▸ Exercise details
Look below and pull out each line with the word "name".

▸ Records provided
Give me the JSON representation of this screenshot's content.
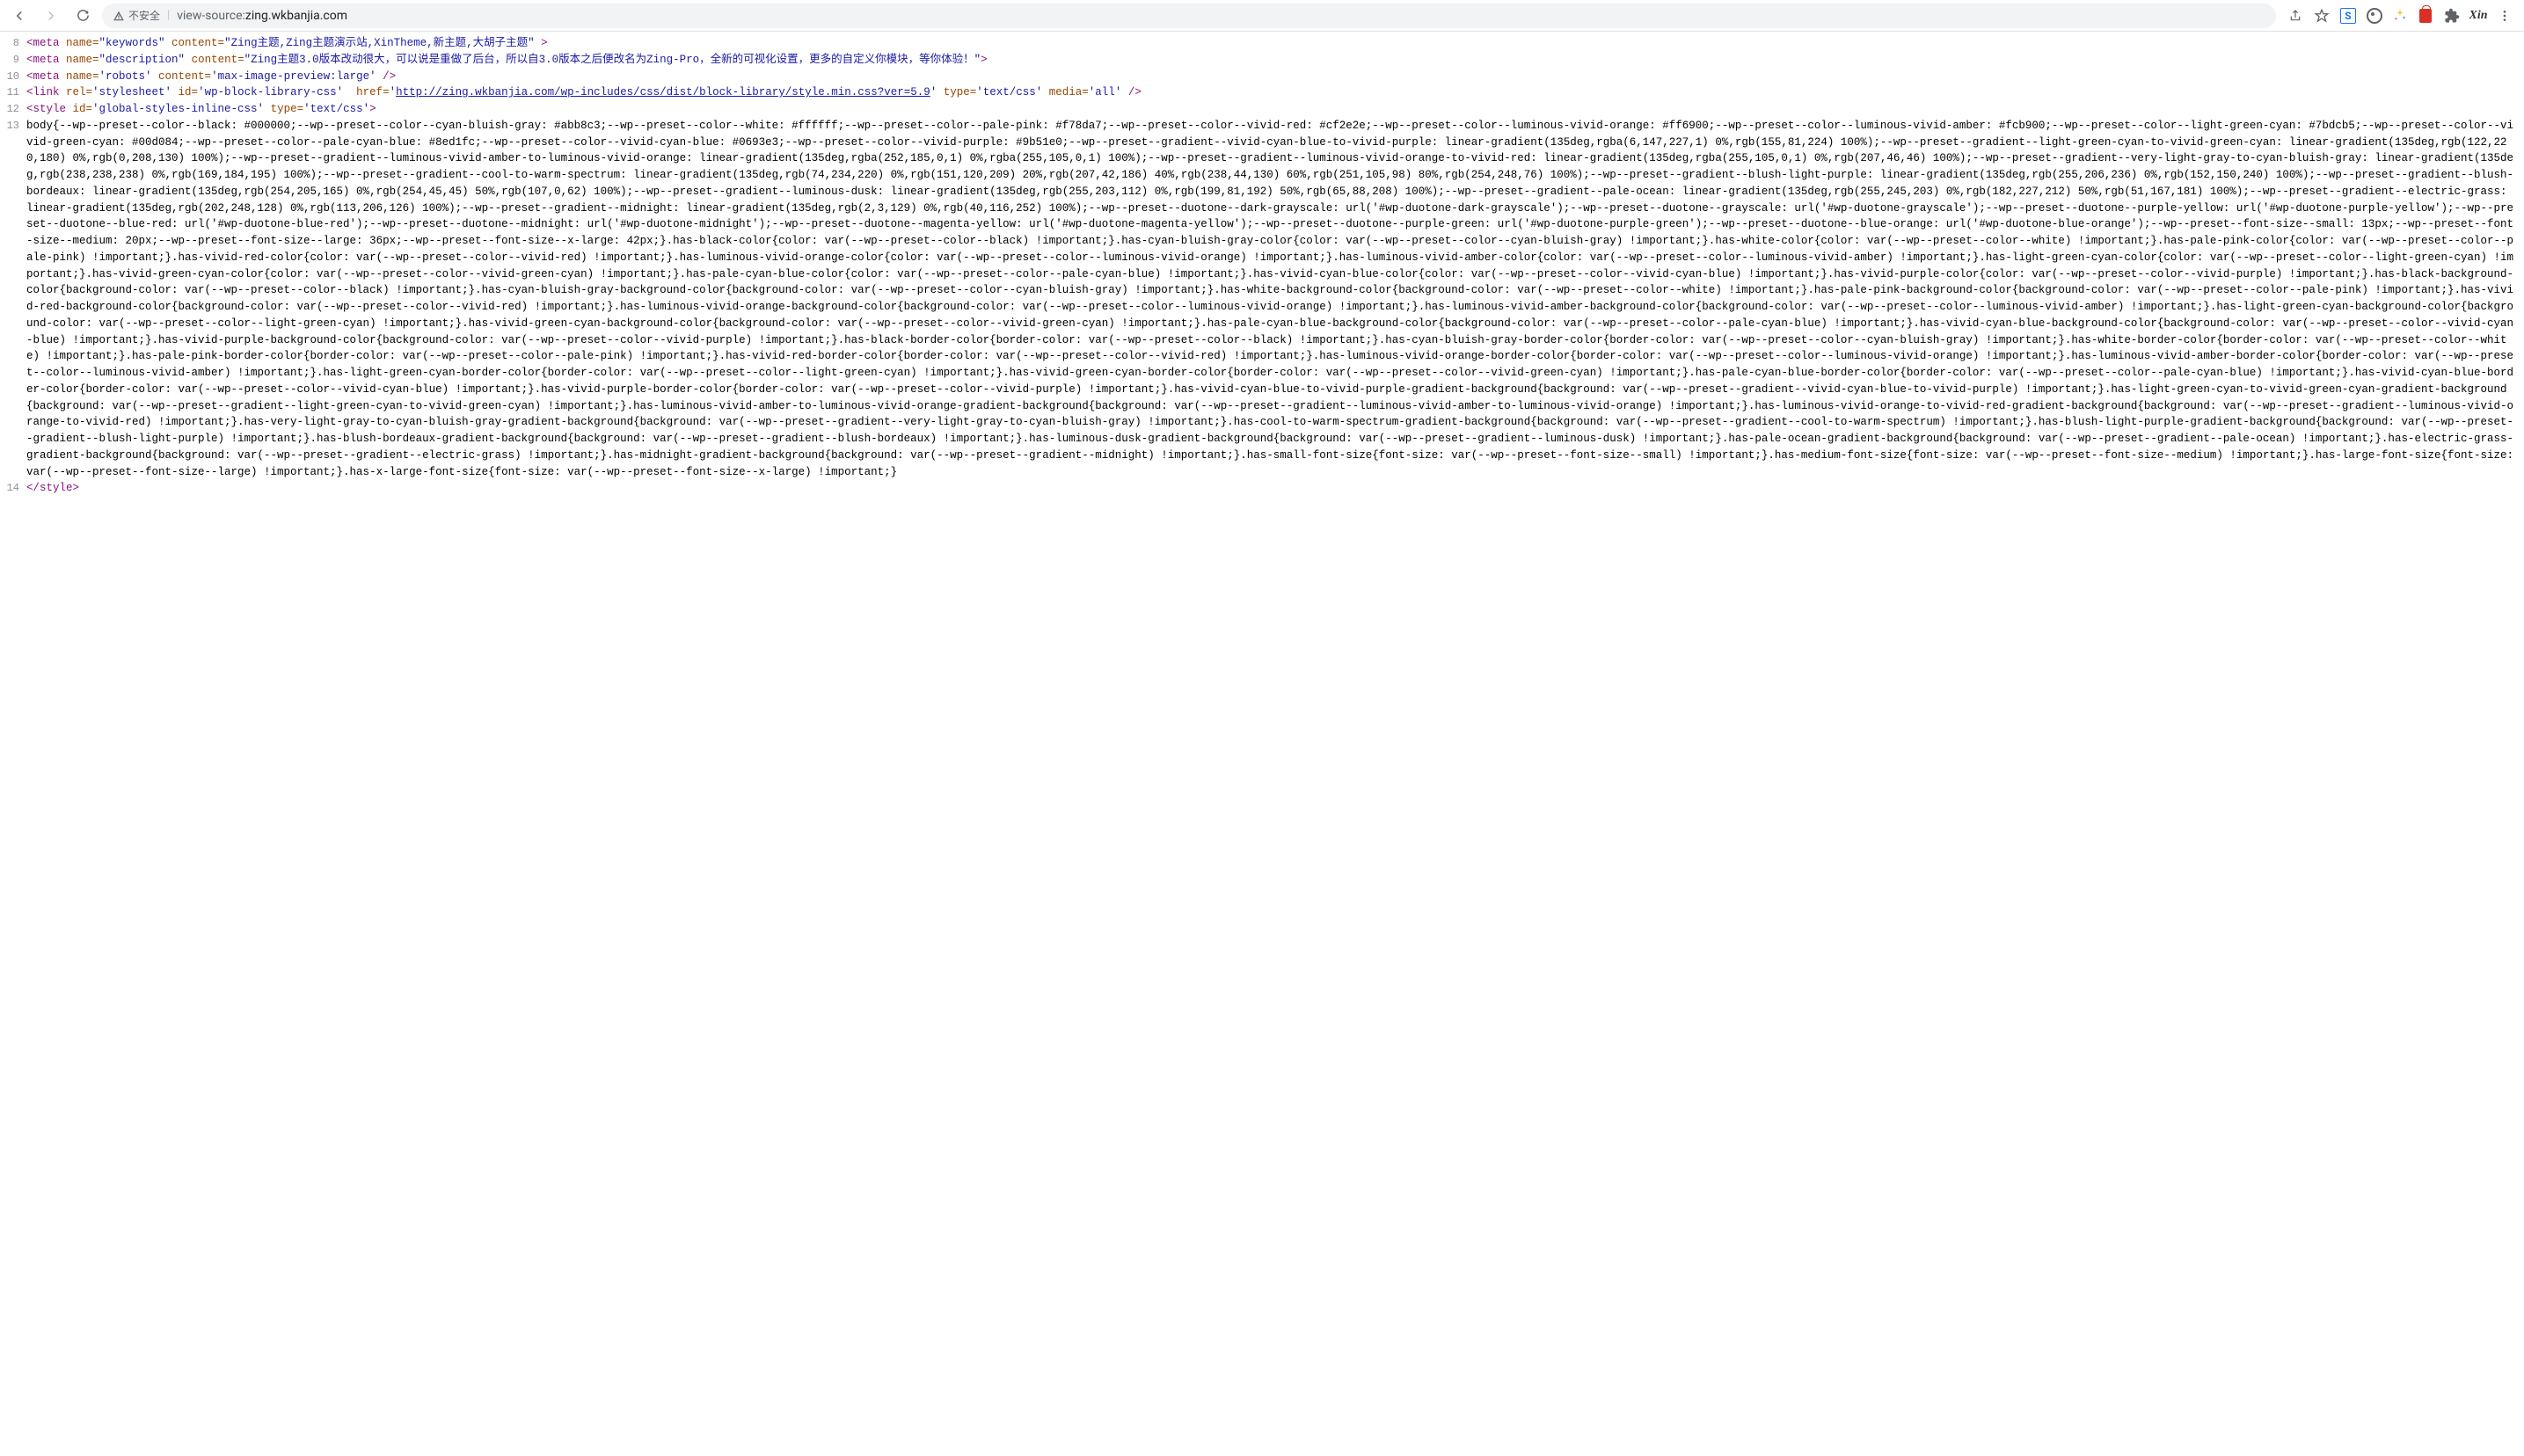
{
  "toolbar": {
    "secure_label": "不安全",
    "url_prefix": "view-source:",
    "url_host": "zing.wkbanjia.com",
    "ext_s": "S",
    "ext_xin": "Xin"
  },
  "lines": {
    "l8": {
      "num": "8"
    },
    "l9": {
      "num": "9"
    },
    "l10": {
      "num": "10"
    },
    "l11": {
      "num": "11"
    },
    "l12": {
      "num": "12"
    },
    "l13": {
      "num": "13"
    },
    "l14": {
      "num": "14"
    }
  },
  "src": {
    "l8_tag_open": "<meta",
    "l8_attr1": " name=",
    "l8_val1": "\"keywords\"",
    "l8_attr2": " content=",
    "l8_val2": "\"Zing主题,Zing主题演示站,XinTheme,新主题,大胡子主题\"",
    "l8_close": " >",
    "l9_tag_open": "<meta",
    "l9_attr1": " name=",
    "l9_val1": "\"description\"",
    "l9_attr2": " content=",
    "l9_val2": "\"Zing主题3.0版本改动很大，可以说是重做了后台，所以自3.0版本之后便改名为Zing-Pro，全新的可视化设置，更多的自定义你模块，等你体验！\"",
    "l9_close": ">",
    "l10_tag_open": "<meta",
    "l10_attr1": " name=",
    "l10_val1": "'robots'",
    "l10_attr2": " content=",
    "l10_val2": "'max-image-preview:large'",
    "l10_close": " />",
    "l11_tag_open": "<link",
    "l11_attr1": " rel=",
    "l11_val1": "'stylesheet'",
    "l11_attr2": " id=",
    "l11_val2": "'wp-block-library-css'",
    "l11_attr3": "  href=",
    "l11_val3_open": "'",
    "l11_link": "http://zing.wkbanjia.com/wp-includes/css/dist/block-library/style.min.css?ver=5.9",
    "l11_val3_close": "'",
    "l11_attr4": " type=",
    "l11_val4": "'text/css'",
    "l11_attr5": " media=",
    "l11_val5": "'all'",
    "l11_close": " />",
    "l12_tag_open": "<style",
    "l12_attr1": " id=",
    "l12_val1": "'global-styles-inline-css'",
    "l12_attr2": " type=",
    "l12_val2": "'text/css'",
    "l12_close": ">",
    "l13_css": "body{--wp--preset--color--black: #000000;--wp--preset--color--cyan-bluish-gray: #abb8c3;--wp--preset--color--white: #ffffff;--wp--preset--color--pale-pink: #f78da7;--wp--preset--color--vivid-red: #cf2e2e;--wp--preset--color--luminous-vivid-orange: #ff6900;--wp--preset--color--luminous-vivid-amber: #fcb900;--wp--preset--color--light-green-cyan: #7bdcb5;--wp--preset--color--vivid-green-cyan: #00d084;--wp--preset--color--pale-cyan-blue: #8ed1fc;--wp--preset--color--vivid-cyan-blue: #0693e3;--wp--preset--color--vivid-purple: #9b51e0;--wp--preset--gradient--vivid-cyan-blue-to-vivid-purple: linear-gradient(135deg,rgba(6,147,227,1) 0%,rgb(155,81,224) 100%);--wp--preset--gradient--light-green-cyan-to-vivid-green-cyan: linear-gradient(135deg,rgb(122,220,180) 0%,rgb(0,208,130) 100%);--wp--preset--gradient--luminous-vivid-amber-to-luminous-vivid-orange: linear-gradient(135deg,rgba(252,185,0,1) 0%,rgba(255,105,0,1) 100%);--wp--preset--gradient--luminous-vivid-orange-to-vivid-red: linear-gradient(135deg,rgba(255,105,0,1) 0%,rgb(207,46,46) 100%);--wp--preset--gradient--very-light-gray-to-cyan-bluish-gray: linear-gradient(135deg,rgb(238,238,238) 0%,rgb(169,184,195) 100%);--wp--preset--gradient--cool-to-warm-spectrum: linear-gradient(135deg,rgb(74,234,220) 0%,rgb(151,120,209) 20%,rgb(207,42,186) 40%,rgb(238,44,130) 60%,rgb(251,105,98) 80%,rgb(254,248,76) 100%);--wp--preset--gradient--blush-light-purple: linear-gradient(135deg,rgb(255,206,236) 0%,rgb(152,150,240) 100%);--wp--preset--gradient--blush-bordeaux: linear-gradient(135deg,rgb(254,205,165) 0%,rgb(254,45,45) 50%,rgb(107,0,62) 100%);--wp--preset--gradient--luminous-dusk: linear-gradient(135deg,rgb(255,203,112) 0%,rgb(199,81,192) 50%,rgb(65,88,208) 100%);--wp--preset--gradient--pale-ocean: linear-gradient(135deg,rgb(255,245,203) 0%,rgb(182,227,212) 50%,rgb(51,167,181) 100%);--wp--preset--gradient--electric-grass: linear-gradient(135deg,rgb(202,248,128) 0%,rgb(113,206,126) 100%);--wp--preset--gradient--midnight: linear-gradient(135deg,rgb(2,3,129) 0%,rgb(40,116,252) 100%);--wp--preset--duotone--dark-grayscale: url('#wp-duotone-dark-grayscale');--wp--preset--duotone--grayscale: url('#wp-duotone-grayscale');--wp--preset--duotone--purple-yellow: url('#wp-duotone-purple-yellow');--wp--preset--duotone--blue-red: url('#wp-duotone-blue-red');--wp--preset--duotone--midnight: url('#wp-duotone-midnight');--wp--preset--duotone--magenta-yellow: url('#wp-duotone-magenta-yellow');--wp--preset--duotone--purple-green: url('#wp-duotone-purple-green');--wp--preset--duotone--blue-orange: url('#wp-duotone-blue-orange');--wp--preset--font-size--small: 13px;--wp--preset--font-size--medium: 20px;--wp--preset--font-size--large: 36px;--wp--preset--font-size--x-large: 42px;}.has-black-color{color: var(--wp--preset--color--black) !important;}.has-cyan-bluish-gray-color{color: var(--wp--preset--color--cyan-bluish-gray) !important;}.has-white-color{color: var(--wp--preset--color--white) !important;}.has-pale-pink-color{color: var(--wp--preset--color--pale-pink) !important;}.has-vivid-red-color{color: var(--wp--preset--color--vivid-red) !important;}.has-luminous-vivid-orange-color{color: var(--wp--preset--color--luminous-vivid-orange) !important;}.has-luminous-vivid-amber-color{color: var(--wp--preset--color--luminous-vivid-amber) !important;}.has-light-green-cyan-color{color: var(--wp--preset--color--light-green-cyan) !important;}.has-vivid-green-cyan-color{color: var(--wp--preset--color--vivid-green-cyan) !important;}.has-pale-cyan-blue-color{color: var(--wp--preset--color--pale-cyan-blue) !important;}.has-vivid-cyan-blue-color{color: var(--wp--preset--color--vivid-cyan-blue) !important;}.has-vivid-purple-color{color: var(--wp--preset--color--vivid-purple) !important;}.has-black-background-color{background-color: var(--wp--preset--color--black) !important;}.has-cyan-bluish-gray-background-color{background-color: var(--wp--preset--color--cyan-bluish-gray) !important;}.has-white-background-color{background-color: var(--wp--preset--color--white) !important;}.has-pale-pink-background-color{background-color: var(--wp--preset--color--pale-pink) !important;}.has-vivid-red-background-color{background-color: var(--wp--preset--color--vivid-red) !important;}.has-luminous-vivid-orange-background-color{background-color: var(--wp--preset--color--luminous-vivid-orange) !important;}.has-luminous-vivid-amber-background-color{background-color: var(--wp--preset--color--luminous-vivid-amber) !important;}.has-light-green-cyan-background-color{background-color: var(--wp--preset--color--light-green-cyan) !important;}.has-vivid-green-cyan-background-color{background-color: var(--wp--preset--color--vivid-green-cyan) !important;}.has-pale-cyan-blue-background-color{background-color: var(--wp--preset--color--pale-cyan-blue) !important;}.has-vivid-cyan-blue-background-color{background-color: var(--wp--preset--color--vivid-cyan-blue) !important;}.has-vivid-purple-background-color{background-color: var(--wp--preset--color--vivid-purple) !important;}.has-black-border-color{border-color: var(--wp--preset--color--black) !important;}.has-cyan-bluish-gray-border-color{border-color: var(--wp--preset--color--cyan-bluish-gray) !important;}.has-white-border-color{border-color: var(--wp--preset--color--white) !important;}.has-pale-pink-border-color{border-color: var(--wp--preset--color--pale-pink) !important;}.has-vivid-red-border-color{border-color: var(--wp--preset--color--vivid-red) !important;}.has-luminous-vivid-orange-border-color{border-color: var(--wp--preset--color--luminous-vivid-orange) !important;}.has-luminous-vivid-amber-border-color{border-color: var(--wp--preset--color--luminous-vivid-amber) !important;}.has-light-green-cyan-border-color{border-color: var(--wp--preset--color--light-green-cyan) !important;}.has-vivid-green-cyan-border-color{border-color: var(--wp--preset--color--vivid-green-cyan) !important;}.has-pale-cyan-blue-border-color{border-color: var(--wp--preset--color--pale-cyan-blue) !important;}.has-vivid-cyan-blue-border-color{border-color: var(--wp--preset--color--vivid-cyan-blue) !important;}.has-vivid-purple-border-color{border-color: var(--wp--preset--color--vivid-purple) !important;}.has-vivid-cyan-blue-to-vivid-purple-gradient-background{background: var(--wp--preset--gradient--vivid-cyan-blue-to-vivid-purple) !important;}.has-light-green-cyan-to-vivid-green-cyan-gradient-background{background: var(--wp--preset--gradient--light-green-cyan-to-vivid-green-cyan) !important;}.has-luminous-vivid-amber-to-luminous-vivid-orange-gradient-background{background: var(--wp--preset--gradient--luminous-vivid-amber-to-luminous-vivid-orange) !important;}.has-luminous-vivid-orange-to-vivid-red-gradient-background{background: var(--wp--preset--gradient--luminous-vivid-orange-to-vivid-red) !important;}.has-very-light-gray-to-cyan-bluish-gray-gradient-background{background: var(--wp--preset--gradient--very-light-gray-to-cyan-bluish-gray) !important;}.has-cool-to-warm-spectrum-gradient-background{background: var(--wp--preset--gradient--cool-to-warm-spectrum) !important;}.has-blush-light-purple-gradient-background{background: var(--wp--preset--gradient--blush-light-purple) !important;}.has-blush-bordeaux-gradient-background{background: var(--wp--preset--gradient--blush-bordeaux) !important;}.has-luminous-dusk-gradient-background{background: var(--wp--preset--gradient--luminous-dusk) !important;}.has-pale-ocean-gradient-background{background: var(--wp--preset--gradient--pale-ocean) !important;}.has-electric-grass-gradient-background{background: var(--wp--preset--gradient--electric-grass) !important;}.has-midnight-gradient-background{background: var(--wp--preset--gradient--midnight) !important;}.has-small-font-size{font-size: var(--wp--preset--font-size--small) !important;}.has-medium-font-size{font-size: var(--wp--preset--font-size--medium) !important;}.has-large-font-size{font-size: var(--wp--preset--font-size--large) !important;}.has-x-large-font-size{font-size: var(--wp--preset--font-size--x-large) !important;}",
    "l14_close": "</style>"
  }
}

▸ The result
    "l8_attr1": " name=",
    "l9_attr1": " name=",
    "l10_attr1": " name=",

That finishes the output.